• What the exercise asks:
Repeat every line below exactly as it reads.

• Records supplied:
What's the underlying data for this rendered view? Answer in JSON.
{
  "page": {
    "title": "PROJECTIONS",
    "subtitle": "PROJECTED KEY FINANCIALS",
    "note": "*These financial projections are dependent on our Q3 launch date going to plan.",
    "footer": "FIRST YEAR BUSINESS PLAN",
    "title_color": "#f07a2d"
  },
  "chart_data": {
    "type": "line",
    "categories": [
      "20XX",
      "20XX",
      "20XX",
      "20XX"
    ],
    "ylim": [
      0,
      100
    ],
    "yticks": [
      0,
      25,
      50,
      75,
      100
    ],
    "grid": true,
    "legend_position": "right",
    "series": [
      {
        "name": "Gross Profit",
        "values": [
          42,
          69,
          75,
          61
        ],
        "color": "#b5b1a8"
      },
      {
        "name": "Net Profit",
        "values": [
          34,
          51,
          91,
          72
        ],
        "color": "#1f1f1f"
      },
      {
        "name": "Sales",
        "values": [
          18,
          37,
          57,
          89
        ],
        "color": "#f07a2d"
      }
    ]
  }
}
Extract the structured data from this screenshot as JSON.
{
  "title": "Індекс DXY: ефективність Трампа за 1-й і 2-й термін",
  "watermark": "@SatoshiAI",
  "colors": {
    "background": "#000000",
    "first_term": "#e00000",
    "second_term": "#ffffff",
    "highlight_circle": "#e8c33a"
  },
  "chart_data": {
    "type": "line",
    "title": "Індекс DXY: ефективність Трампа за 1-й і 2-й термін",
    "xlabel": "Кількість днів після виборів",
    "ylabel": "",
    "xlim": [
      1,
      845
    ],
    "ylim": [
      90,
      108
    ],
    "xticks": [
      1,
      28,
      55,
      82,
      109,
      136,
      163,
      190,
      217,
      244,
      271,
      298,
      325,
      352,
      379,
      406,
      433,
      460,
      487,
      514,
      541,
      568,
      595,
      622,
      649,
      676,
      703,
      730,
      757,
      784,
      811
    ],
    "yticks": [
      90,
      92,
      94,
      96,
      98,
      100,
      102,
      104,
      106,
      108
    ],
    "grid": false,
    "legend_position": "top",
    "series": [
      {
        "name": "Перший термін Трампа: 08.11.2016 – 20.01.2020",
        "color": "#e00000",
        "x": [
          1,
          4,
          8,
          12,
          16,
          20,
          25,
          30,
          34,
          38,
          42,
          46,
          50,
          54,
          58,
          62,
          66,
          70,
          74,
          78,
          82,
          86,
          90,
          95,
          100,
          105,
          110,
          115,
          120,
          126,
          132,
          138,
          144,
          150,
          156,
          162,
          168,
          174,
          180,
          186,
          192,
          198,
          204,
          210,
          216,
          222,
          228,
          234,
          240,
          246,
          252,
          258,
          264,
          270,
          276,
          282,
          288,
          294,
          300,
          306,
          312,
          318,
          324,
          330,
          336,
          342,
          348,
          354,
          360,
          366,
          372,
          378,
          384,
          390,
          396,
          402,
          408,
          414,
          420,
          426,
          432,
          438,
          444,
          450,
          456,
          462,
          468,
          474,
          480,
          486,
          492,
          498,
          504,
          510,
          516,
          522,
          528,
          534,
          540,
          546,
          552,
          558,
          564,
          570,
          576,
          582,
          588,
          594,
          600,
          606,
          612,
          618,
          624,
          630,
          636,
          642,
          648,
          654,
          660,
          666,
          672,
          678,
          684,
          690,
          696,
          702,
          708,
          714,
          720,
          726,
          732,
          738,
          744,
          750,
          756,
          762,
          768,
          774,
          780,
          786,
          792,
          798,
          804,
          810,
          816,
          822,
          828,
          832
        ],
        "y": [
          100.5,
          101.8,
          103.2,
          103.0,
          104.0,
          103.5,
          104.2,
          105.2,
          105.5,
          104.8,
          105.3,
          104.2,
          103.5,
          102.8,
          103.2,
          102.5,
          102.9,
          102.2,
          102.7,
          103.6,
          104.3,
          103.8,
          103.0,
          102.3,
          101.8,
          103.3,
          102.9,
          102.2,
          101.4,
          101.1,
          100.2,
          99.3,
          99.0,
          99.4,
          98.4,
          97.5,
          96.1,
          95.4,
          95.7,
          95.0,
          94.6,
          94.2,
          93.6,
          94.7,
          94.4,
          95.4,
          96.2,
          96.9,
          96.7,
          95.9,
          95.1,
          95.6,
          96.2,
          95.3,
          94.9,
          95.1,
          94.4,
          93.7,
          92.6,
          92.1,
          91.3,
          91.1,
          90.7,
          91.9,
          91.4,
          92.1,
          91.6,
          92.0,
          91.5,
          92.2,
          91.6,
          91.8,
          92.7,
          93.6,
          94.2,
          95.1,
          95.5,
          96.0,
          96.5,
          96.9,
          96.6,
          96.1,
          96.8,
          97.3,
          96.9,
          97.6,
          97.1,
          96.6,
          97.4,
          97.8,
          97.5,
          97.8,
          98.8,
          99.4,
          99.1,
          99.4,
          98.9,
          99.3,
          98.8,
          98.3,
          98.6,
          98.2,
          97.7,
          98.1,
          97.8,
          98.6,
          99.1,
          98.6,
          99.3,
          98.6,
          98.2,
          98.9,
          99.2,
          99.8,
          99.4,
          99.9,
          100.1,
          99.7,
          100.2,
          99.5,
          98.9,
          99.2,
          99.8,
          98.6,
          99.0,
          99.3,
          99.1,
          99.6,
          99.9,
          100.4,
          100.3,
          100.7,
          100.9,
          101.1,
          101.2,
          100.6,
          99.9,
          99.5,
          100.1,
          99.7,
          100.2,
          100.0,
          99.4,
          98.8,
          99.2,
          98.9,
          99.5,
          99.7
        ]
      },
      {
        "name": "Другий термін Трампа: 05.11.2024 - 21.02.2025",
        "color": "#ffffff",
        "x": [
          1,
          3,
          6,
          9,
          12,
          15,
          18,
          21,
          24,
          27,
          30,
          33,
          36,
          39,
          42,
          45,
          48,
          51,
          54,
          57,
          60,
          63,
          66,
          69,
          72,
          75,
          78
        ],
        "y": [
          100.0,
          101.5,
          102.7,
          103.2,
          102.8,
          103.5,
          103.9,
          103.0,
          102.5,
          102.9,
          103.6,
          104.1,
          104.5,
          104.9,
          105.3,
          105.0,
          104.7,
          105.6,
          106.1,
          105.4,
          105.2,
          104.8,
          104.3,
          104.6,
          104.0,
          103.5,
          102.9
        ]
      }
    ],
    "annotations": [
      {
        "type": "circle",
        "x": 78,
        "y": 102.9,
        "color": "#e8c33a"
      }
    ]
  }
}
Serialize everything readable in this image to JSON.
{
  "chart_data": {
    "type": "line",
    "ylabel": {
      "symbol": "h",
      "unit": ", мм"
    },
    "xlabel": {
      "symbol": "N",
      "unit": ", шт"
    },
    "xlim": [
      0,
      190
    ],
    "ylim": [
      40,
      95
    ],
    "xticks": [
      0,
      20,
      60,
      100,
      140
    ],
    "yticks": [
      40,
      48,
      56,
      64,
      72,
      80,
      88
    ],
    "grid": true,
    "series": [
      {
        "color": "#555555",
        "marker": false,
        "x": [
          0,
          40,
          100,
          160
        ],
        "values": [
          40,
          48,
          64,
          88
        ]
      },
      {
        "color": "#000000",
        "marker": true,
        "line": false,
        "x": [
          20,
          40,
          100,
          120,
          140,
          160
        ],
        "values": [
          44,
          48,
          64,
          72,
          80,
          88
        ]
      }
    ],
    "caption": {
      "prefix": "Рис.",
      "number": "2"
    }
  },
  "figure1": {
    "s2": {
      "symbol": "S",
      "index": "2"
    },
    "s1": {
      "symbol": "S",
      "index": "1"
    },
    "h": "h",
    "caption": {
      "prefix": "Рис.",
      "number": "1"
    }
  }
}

• Solution:
What's the underlying data for this rendered view? Answer in JSON.
{
  "page": {
    "title": "PROJECTIONS",
    "subtitle": "PROJECTED KEY FINANCIALS",
    "note": "*These financial projections are dependent on our Q3 launch date going to plan.",
    "footer": "FIRST YEAR BUSINESS PLAN",
    "title_color": "#f07a2d"
  },
  "chart_data": {
    "type": "line",
    "categories": [
      "20XX",
      "20XX",
      "20XX",
      "20XX"
    ],
    "ylim": [
      0,
      100
    ],
    "yticks": [
      0,
      25,
      50,
      75,
      100
    ],
    "grid": true,
    "legend_position": "right",
    "series": [
      {
        "name": "Gross Profit",
        "values": [
          42,
          69,
          75,
          61
        ],
        "color": "#b5b1a8"
      },
      {
        "name": "Net Profit",
        "values": [
          34,
          51,
          91,
          72
        ],
        "color": "#1f1f1f"
      },
      {
        "name": "Sales",
        "values": [
          18,
          37,
          57,
          89
        ],
        "color": "#f07a2d"
      }
    ]
  }
}
Extract the structured data from this screenshot as JSON.
{
  "title": "Індекс DXY: ефективність Трампа за 1-й і 2-й термін",
  "watermark": "@SatoshiAI",
  "colors": {
    "background": "#000000",
    "first_term": "#e00000",
    "second_term": "#ffffff",
    "highlight_circle": "#e8c33a"
  },
  "chart_data": {
    "type": "line",
    "title": "Індекс DXY: ефективність Трампа за 1-й і 2-й термін",
    "xlabel": "Кількість днів після виборів",
    "ylabel": "",
    "xlim": [
      1,
      845
    ],
    "ylim": [
      90,
      108
    ],
    "xticks": [
      1,
      28,
      55,
      82,
      109,
      136,
      163,
      190,
      217,
      244,
      271,
      298,
      325,
      352,
      379,
      406,
      433,
      460,
      487,
      514,
      541,
      568,
      595,
      622,
      649,
      676,
      703,
      730,
      757,
      784,
      811
    ],
    "yticks": [
      90,
      92,
      94,
      96,
      98,
      100,
      102,
      104,
      106,
      108
    ],
    "grid": false,
    "legend_position": "top",
    "series": [
      {
        "name": "Перший термін Трампа: 08.11.2016 – 20.01.2020",
        "color": "#e00000",
        "x": [
          1,
          4,
          8,
          12,
          16,
          20,
          25,
          30,
          34,
          38,
          42,
          46,
          50,
          54,
          58,
          62,
          66,
          70,
          74,
          78,
          82,
          86,
          90,
          95,
          100,
          105,
          110,
          115,
          120,
          126,
          132,
          138,
          144,
          150,
          156,
          162,
          168,
          174,
          180,
          186,
          192,
          198,
          204,
          210,
          216,
          222,
          228,
          234,
          240,
          246,
          252,
          258,
          264,
          270,
          276,
          282,
          288,
          294,
          300,
          306,
          312,
          318,
          324,
          330,
          336,
          342,
          348,
          354,
          360,
          366,
          372,
          378,
          384,
          390,
          396,
          402,
          408,
          414,
          420,
          426,
          432,
          438,
          444,
          450,
          456,
          462,
          468,
          474,
          480,
          486,
          492,
          498,
          504,
          510,
          516,
          522,
          528,
          534,
          540,
          546,
          552,
          558,
          564,
          570,
          576,
          582,
          588,
          594,
          600,
          606,
          612,
          618,
          624,
          630,
          636,
          642,
          648,
          654,
          660,
          666,
          672,
          678,
          684,
          690,
          696,
          702,
          708,
          714,
          720,
          726,
          732,
          738,
          744,
          750,
          756,
          762,
          768,
          774,
          780,
          786,
          792,
          798,
          804,
          810,
          816,
          822,
          828,
          832
        ],
        "y": [
          100.5,
          101.8,
          103.2,
          103.0,
          104.0,
          103.5,
          104.2,
          105.2,
          105.5,
          104.8,
          105.3,
          104.2,
          103.5,
          102.8,
          103.2,
          102.5,
          102.9,
          102.2,
          102.7,
          103.6,
          104.3,
          103.8,
          103.0,
          102.3,
          101.8,
          103.3,
          102.9,
          102.2,
          101.4,
          101.1,
          100.2,
          99.3,
          99.0,
          99.4,
          98.4,
          97.5,
          96.1,
          95.4,
          95.7,
          95.0,
          94.6,
          94.2,
          93.6,
          94.7,
          94.4,
          95.4,
          96.2,
          96.9,
          96.7,
          95.9,
          95.1,
          95.6,
          96.2,
          95.3,
          94.9,
          95.1,
          94.4,
          93.7,
          92.6,
          92.1,
          91.3,
          91.1,
          90.7,
          91.9,
          91.4,
          92.1,
          91.6,
          92.0,
          91.5,
          92.2,
          91.6,
          91.8,
          92.7,
          93.6,
          94.2,
          95.1,
          95.5,
          96.0,
          96.5,
          96.9,
          96.6,
          96.1,
          96.8,
          97.3,
          96.9,
          97.6,
          97.1,
          96.6,
          97.4,
          97.8,
          97.5,
          97.8,
          98.8,
          99.4,
          99.1,
          99.4,
          98.9,
          99.3,
          98.8,
          98.3,
          98.6,
          98.2,
          97.7,
          98.1,
          97.8,
          98.6,
          99.1,
          98.6,
          99.3,
          98.6,
          98.2,
          98.9,
          99.2,
          99.8,
          99.4,
          99.9,
          100.1,
          99.7,
          100.2,
          99.5,
          98.9,
          99.2,
          99.8,
          98.6,
          99.0,
          99.3,
          99.1,
          99.6,
          99.9,
          100.4,
          100.3,
          100.7,
          100.9,
          101.1,
          101.2,
          100.6,
          99.9,
          99.5,
          100.1,
          99.7,
          100.2,
          100.0,
          99.4,
          98.8,
          99.2,
          98.9,
          99.5,
          99.7
        ]
      },
      {
        "name": "Другий термін Трампа: 05.11.2024 - 21.02.2025",
        "color": "#ffffff",
        "x": [
          1,
          3,
          6,
          9,
          12,
          15,
          18,
          21,
          24,
          27,
          30,
          33,
          36,
          39,
          42,
          45,
          48,
          51,
          54,
          57,
          60,
          63,
          66,
          69,
          72,
          75,
          78
        ],
        "y": [
          100.0,
          101.5,
          102.7,
          103.2,
          102.8,
          103.5,
          103.9,
          103.0,
          102.5,
          102.9,
          103.6,
          104.1,
          104.5,
          104.9,
          105.3,
          105.0,
          104.7,
          105.6,
          106.1,
          105.4,
          105.2,
          104.8,
          104.3,
          104.6,
          104.0,
          103.5,
          102.9
        ]
      }
    ],
    "annotations": [
      {
        "type": "circle",
        "x": 78,
        "y": 102.9,
        "color": "#e8c33a"
      }
    ]
  }
}
Serialize everything readable in this image to JSON.
{
  "chart_data": {
    "type": "line",
    "ylabel": {
      "symbol": "h",
      "unit": ", мм"
    },
    "xlabel": {
      "symbol": "N",
      "unit": ", шт"
    },
    "xlim": [
      0,
      190
    ],
    "ylim": [
      40,
      95
    ],
    "xticks": [
      0,
      20,
      60,
      100,
      140
    ],
    "yticks": [
      40,
      48,
      56,
      64,
      72,
      80,
      88
    ],
    "grid": true,
    "series": [
      {
        "color": "#555555",
        "marker": false,
        "x": [
          0,
          40,
          100,
          160
        ],
        "values": [
          40,
          48,
          64,
          88
        ]
      },
      {
        "color": "#000000",
        "marker": true,
        "line": false,
        "x": [
          20,
          40,
          100,
          120,
          140,
          160
        ],
        "values": [
          44,
          48,
          64,
          72,
          80,
          88
        ]
      }
    ],
    "caption": {
      "prefix": "Рис.",
      "number": "2"
    }
  },
  "figure1": {
    "s2": {
      "symbol": "S",
      "index": "2"
    },
    "s1": {
      "symbol": "S",
      "index": "1"
    },
    "h": "h",
    "caption": {
      "prefix": "Рис.",
      "number": "1"
    }
  }
}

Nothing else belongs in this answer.